## WORK TO DO:
Return all lines with the word "caption" in them.
>> START GIVEN INFORMATION
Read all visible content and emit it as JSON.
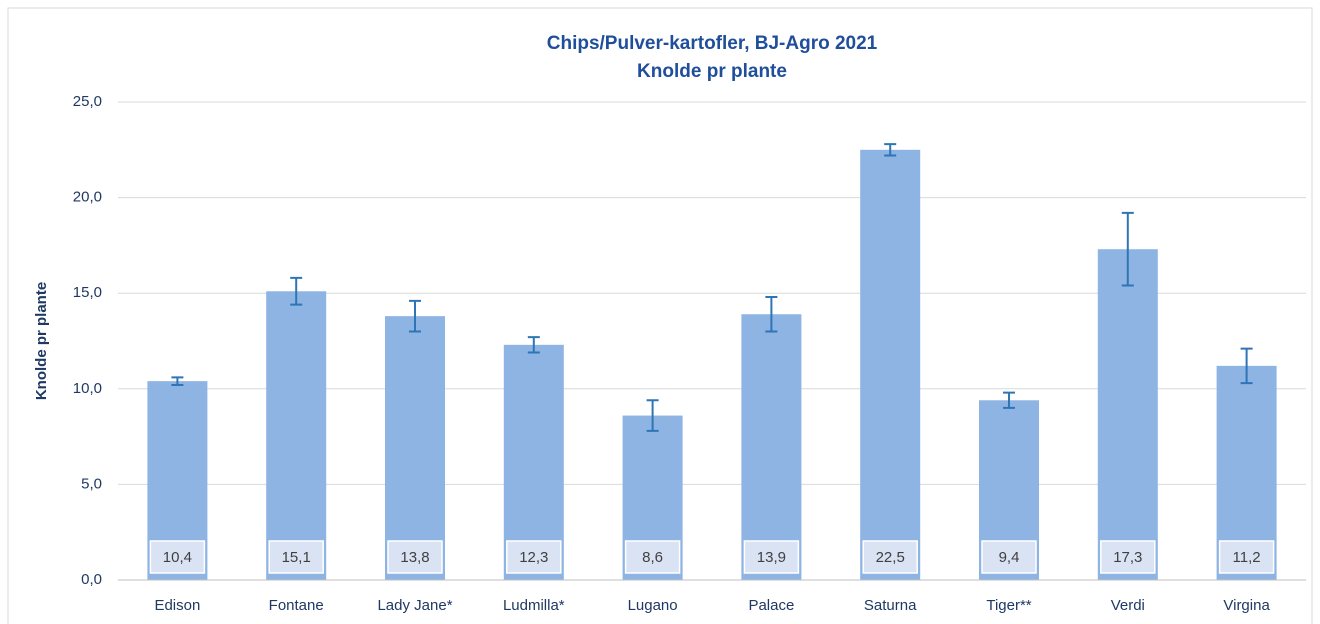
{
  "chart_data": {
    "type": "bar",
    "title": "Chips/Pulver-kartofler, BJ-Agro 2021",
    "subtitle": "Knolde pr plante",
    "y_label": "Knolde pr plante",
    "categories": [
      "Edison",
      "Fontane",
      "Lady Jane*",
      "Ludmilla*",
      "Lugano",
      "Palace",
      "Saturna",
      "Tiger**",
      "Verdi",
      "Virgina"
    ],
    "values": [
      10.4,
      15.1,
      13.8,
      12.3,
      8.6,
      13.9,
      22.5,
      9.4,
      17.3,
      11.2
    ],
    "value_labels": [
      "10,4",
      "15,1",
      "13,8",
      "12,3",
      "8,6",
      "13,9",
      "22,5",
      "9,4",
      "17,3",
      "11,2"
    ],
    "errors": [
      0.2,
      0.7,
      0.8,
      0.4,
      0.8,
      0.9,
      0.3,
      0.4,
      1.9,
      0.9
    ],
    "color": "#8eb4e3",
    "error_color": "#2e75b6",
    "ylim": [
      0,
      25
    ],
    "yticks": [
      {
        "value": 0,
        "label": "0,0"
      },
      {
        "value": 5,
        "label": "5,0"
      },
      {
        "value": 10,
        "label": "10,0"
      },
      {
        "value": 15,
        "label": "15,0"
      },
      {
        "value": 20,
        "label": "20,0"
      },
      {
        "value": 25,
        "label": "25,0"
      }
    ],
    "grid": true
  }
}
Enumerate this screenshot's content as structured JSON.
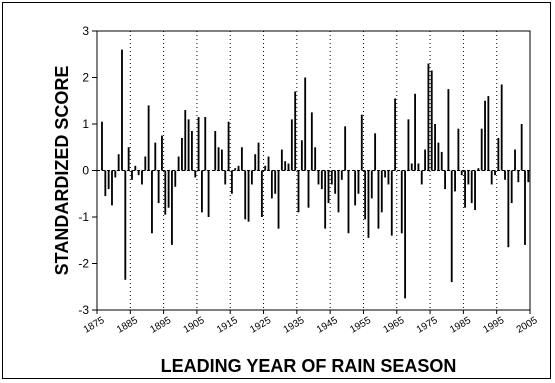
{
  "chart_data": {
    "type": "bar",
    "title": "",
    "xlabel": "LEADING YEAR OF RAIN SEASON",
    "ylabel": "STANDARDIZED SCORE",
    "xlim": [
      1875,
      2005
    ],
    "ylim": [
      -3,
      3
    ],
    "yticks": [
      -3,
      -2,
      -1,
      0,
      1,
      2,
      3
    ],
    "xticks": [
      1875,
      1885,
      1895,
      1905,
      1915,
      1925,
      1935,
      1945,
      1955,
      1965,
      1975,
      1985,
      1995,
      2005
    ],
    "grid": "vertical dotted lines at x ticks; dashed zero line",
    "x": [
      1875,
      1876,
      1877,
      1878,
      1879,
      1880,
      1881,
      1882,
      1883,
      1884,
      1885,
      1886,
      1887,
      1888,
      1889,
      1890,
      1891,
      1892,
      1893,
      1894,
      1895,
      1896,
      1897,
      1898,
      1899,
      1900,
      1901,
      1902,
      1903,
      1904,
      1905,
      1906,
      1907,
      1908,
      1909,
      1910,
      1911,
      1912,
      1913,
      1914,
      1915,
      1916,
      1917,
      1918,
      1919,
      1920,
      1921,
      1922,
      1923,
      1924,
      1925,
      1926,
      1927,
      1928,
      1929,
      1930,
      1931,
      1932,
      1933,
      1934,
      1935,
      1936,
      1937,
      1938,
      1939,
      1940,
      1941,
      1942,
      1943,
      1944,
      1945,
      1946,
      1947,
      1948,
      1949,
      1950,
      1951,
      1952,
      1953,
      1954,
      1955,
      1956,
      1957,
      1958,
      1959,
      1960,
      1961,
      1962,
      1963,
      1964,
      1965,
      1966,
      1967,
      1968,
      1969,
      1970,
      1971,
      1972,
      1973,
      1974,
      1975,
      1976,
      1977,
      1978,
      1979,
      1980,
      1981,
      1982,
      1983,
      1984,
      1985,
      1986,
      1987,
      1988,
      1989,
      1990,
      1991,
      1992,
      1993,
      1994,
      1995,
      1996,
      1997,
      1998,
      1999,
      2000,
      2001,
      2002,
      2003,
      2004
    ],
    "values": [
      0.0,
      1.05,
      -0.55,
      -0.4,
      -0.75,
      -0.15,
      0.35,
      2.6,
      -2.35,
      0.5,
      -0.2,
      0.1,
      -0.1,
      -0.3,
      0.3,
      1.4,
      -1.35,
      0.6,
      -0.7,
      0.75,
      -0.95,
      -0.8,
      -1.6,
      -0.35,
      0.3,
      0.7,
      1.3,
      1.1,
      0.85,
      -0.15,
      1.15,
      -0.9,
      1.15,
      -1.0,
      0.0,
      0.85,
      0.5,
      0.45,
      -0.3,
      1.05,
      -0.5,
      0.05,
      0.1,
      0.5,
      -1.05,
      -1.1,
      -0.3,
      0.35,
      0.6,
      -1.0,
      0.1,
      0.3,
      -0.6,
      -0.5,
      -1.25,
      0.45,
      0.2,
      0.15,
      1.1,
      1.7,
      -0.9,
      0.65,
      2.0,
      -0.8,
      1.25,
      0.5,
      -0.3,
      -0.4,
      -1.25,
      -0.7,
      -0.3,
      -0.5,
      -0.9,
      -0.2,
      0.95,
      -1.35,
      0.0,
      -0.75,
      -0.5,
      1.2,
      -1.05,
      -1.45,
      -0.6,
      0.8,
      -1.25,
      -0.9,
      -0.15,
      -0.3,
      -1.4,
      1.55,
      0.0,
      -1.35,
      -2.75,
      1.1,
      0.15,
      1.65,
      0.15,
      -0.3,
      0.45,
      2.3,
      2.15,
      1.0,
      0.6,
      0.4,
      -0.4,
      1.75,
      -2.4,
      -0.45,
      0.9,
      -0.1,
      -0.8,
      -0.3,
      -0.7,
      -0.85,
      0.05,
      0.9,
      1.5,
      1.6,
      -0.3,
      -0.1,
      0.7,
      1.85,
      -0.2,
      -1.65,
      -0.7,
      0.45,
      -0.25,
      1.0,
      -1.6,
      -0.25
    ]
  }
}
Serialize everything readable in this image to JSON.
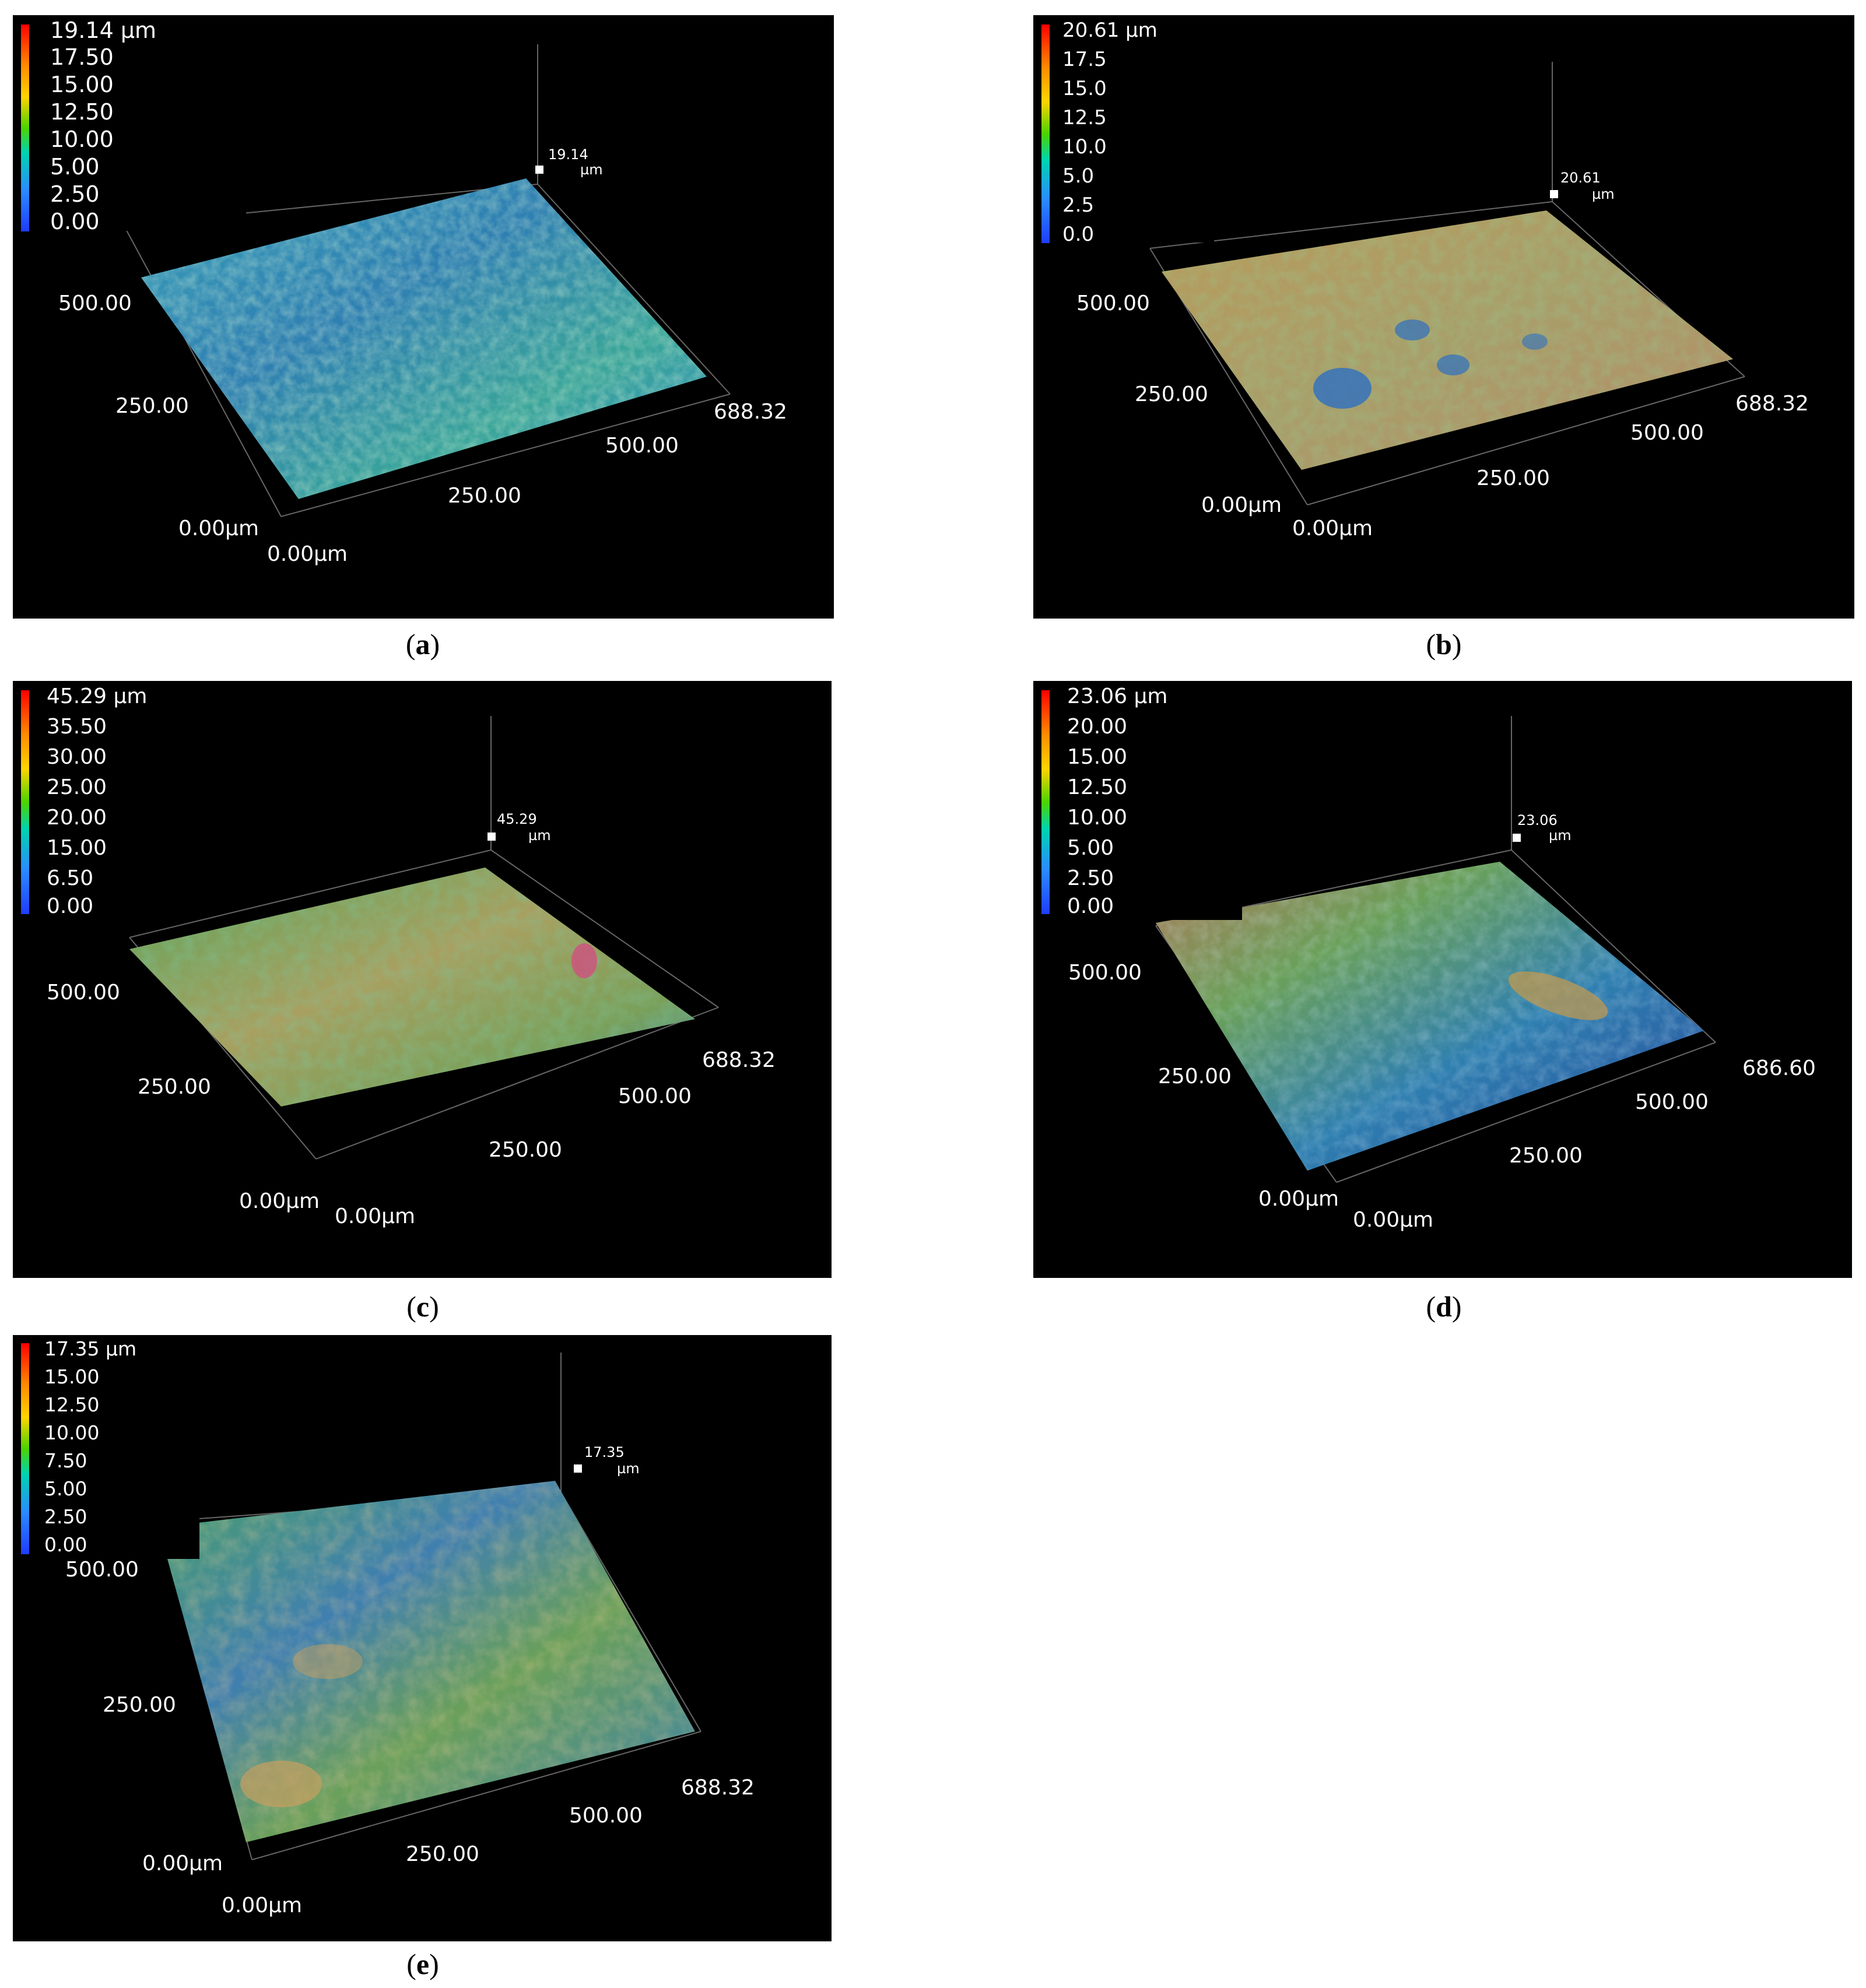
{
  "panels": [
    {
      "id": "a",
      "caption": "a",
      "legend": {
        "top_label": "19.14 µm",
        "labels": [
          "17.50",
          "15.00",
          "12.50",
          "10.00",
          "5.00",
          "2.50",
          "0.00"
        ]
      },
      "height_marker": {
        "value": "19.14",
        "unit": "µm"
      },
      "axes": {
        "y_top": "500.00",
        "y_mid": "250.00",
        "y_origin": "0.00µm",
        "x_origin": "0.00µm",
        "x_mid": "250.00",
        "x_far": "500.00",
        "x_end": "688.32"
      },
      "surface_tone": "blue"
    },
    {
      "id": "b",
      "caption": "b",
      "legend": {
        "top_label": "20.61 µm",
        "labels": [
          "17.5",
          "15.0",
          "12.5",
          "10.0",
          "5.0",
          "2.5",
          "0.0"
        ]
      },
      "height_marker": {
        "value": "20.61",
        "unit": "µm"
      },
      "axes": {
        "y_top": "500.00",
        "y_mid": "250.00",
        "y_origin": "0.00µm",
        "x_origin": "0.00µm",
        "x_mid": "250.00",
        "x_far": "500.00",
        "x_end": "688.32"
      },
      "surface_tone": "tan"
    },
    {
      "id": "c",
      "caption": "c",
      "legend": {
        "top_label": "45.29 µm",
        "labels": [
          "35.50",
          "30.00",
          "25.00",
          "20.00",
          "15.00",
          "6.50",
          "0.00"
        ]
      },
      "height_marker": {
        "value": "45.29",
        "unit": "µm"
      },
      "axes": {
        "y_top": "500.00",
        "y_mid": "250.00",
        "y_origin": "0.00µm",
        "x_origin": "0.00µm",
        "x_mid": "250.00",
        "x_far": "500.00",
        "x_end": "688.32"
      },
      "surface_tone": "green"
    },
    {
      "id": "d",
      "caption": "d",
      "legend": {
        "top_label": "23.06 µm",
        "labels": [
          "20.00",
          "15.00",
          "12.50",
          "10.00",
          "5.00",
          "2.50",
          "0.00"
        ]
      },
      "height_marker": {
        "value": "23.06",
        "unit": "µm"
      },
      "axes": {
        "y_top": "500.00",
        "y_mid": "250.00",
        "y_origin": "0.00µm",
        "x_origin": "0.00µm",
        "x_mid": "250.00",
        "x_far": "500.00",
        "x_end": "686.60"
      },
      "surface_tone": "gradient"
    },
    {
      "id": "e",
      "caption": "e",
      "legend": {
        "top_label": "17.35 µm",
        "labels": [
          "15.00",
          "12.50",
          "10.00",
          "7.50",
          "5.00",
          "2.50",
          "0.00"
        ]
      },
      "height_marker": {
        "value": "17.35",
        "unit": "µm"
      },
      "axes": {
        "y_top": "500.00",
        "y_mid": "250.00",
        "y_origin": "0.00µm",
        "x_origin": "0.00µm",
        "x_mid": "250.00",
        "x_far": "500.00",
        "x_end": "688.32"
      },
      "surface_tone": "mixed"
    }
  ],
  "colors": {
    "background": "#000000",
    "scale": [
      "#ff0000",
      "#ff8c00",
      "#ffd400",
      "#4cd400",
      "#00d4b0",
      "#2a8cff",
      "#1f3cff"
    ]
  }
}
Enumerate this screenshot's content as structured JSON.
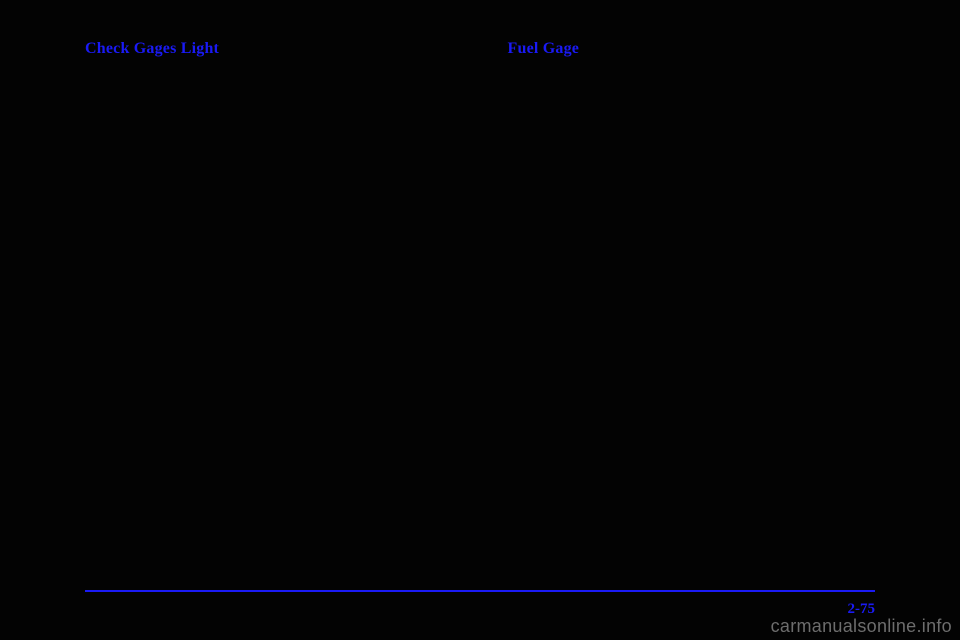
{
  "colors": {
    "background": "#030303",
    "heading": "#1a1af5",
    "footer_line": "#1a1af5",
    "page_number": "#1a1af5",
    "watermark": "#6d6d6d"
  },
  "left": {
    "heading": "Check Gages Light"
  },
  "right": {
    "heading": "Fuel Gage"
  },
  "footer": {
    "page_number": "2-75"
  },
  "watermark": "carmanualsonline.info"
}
>> END GIVEN INFORMATION
## OUTPUT:
      "caption": "a",
      "caption": "b",
      "caption": "c",
      "caption": "d",
      "caption": "e",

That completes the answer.